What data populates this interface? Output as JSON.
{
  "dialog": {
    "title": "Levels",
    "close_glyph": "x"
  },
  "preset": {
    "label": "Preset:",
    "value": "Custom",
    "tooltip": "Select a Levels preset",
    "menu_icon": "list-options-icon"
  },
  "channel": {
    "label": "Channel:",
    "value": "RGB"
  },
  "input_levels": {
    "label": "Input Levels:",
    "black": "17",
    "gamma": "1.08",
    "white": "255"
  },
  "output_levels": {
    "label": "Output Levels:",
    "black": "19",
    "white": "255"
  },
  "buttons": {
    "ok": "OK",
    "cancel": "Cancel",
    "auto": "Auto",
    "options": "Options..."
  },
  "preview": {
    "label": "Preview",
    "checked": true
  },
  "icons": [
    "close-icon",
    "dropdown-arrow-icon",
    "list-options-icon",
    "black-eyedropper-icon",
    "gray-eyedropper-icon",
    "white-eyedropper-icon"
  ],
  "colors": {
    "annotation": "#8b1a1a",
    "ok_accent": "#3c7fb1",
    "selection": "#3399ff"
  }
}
# # #
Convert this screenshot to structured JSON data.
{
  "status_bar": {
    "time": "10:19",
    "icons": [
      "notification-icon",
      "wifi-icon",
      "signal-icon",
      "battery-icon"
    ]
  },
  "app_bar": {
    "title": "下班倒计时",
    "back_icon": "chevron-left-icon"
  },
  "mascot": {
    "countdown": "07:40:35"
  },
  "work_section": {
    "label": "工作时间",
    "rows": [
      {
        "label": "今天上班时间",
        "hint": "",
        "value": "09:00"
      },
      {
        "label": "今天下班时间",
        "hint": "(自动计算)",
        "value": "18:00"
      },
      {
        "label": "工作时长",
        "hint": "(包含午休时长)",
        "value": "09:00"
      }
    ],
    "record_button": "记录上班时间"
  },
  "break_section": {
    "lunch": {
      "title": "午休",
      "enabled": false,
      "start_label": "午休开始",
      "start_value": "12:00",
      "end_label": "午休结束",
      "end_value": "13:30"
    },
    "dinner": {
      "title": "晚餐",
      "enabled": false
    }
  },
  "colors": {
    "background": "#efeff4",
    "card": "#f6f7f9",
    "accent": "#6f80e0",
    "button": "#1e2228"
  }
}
# # #
Set problem =
Go through the preceding material and copy each line that has the word "list".

Written response =
    "menu_icon": "list-options-icon"
    "list-options-icon",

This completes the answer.